EXERCISE:
Every record must be written out once more, with nothing added or omitted.

EXTRACTED ENTRIES:
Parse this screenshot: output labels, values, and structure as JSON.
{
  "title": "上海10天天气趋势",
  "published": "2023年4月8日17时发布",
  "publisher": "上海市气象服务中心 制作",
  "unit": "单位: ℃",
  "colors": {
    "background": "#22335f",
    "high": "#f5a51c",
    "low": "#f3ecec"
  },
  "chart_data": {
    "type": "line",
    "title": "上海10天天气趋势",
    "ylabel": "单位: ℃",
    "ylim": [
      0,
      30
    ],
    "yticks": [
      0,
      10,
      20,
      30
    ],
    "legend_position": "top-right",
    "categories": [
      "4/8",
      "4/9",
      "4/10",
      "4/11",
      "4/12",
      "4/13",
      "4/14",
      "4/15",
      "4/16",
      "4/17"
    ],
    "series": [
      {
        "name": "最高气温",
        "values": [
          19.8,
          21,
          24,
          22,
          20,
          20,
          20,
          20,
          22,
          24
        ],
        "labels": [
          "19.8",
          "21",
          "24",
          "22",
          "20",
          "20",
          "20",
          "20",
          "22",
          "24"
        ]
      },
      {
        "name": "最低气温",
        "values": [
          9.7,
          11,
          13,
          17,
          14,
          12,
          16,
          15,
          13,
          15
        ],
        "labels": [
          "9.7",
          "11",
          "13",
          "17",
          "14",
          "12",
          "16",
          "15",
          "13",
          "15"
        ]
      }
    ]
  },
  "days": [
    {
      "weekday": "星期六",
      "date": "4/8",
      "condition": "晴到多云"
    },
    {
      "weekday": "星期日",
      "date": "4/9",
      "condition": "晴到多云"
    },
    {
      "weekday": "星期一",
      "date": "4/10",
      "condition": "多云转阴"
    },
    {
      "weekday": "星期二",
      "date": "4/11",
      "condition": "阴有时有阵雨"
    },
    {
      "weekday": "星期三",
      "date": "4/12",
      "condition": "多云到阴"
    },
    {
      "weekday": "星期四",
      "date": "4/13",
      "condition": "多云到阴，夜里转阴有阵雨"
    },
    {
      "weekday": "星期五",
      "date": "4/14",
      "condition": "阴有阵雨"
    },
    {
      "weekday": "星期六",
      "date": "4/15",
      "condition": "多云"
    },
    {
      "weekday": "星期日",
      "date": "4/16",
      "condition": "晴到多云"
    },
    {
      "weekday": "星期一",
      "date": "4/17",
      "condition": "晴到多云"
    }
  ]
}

REPLY:
Parse this screenshot: output labels, values, and structure as JSON.
{
  "title": "上海10天天气趋势",
  "published": "2023年4月8日17时发布",
  "publisher": "上海市气象服务中心 制作",
  "unit": "单位: ℃",
  "colors": {
    "background": "#22335f",
    "high": "#f5a51c",
    "low": "#f3ecec"
  },
  "chart_data": {
    "type": "line",
    "title": "上海10天天气趋势",
    "ylabel": "单位: ℃",
    "ylim": [
      0,
      30
    ],
    "yticks": [
      0,
      10,
      20,
      30
    ],
    "legend_position": "top-right",
    "categories": [
      "4/8",
      "4/9",
      "4/10",
      "4/11",
      "4/12",
      "4/13",
      "4/14",
      "4/15",
      "4/16",
      "4/17"
    ],
    "series": [
      {
        "name": "最高气温",
        "values": [
          19.8,
          21,
          24,
          22,
          20,
          20,
          20,
          20,
          22,
          24
        ],
        "labels": [
          "19.8",
          "21",
          "24",
          "22",
          "20",
          "20",
          "20",
          "20",
          "22",
          "24"
        ]
      },
      {
        "name": "最低气温",
        "values": [
          9.7,
          11,
          13,
          17,
          14,
          12,
          16,
          15,
          13,
          15
        ],
        "labels": [
          "9.7",
          "11",
          "13",
          "17",
          "14",
          "12",
          "16",
          "15",
          "13",
          "15"
        ]
      }
    ]
  },
  "days": [
    {
      "weekday": "星期六",
      "date": "4/8",
      "condition": "晴到多云"
    },
    {
      "weekday": "星期日",
      "date": "4/9",
      "condition": "晴到多云"
    },
    {
      "weekday": "星期一",
      "date": "4/10",
      "condition": "多云转阴"
    },
    {
      "weekday": "星期二",
      "date": "4/11",
      "condition": "阴有时有阵雨"
    },
    {
      "weekday": "星期三",
      "date": "4/12",
      "condition": "多云到阴"
    },
    {
      "weekday": "星期四",
      "date": "4/13",
      "condition": "多云到阴，夜里转阴有阵雨"
    },
    {
      "weekday": "星期五",
      "date": "4/14",
      "condition": "阴有阵雨"
    },
    {
      "weekday": "星期六",
      "date": "4/15",
      "condition": "多云"
    },
    {
      "weekday": "星期日",
      "date": "4/16",
      "condition": "晴到多云"
    },
    {
      "weekday": "星期一",
      "date": "4/17",
      "condition": "晴到多云"
    }
  ]
}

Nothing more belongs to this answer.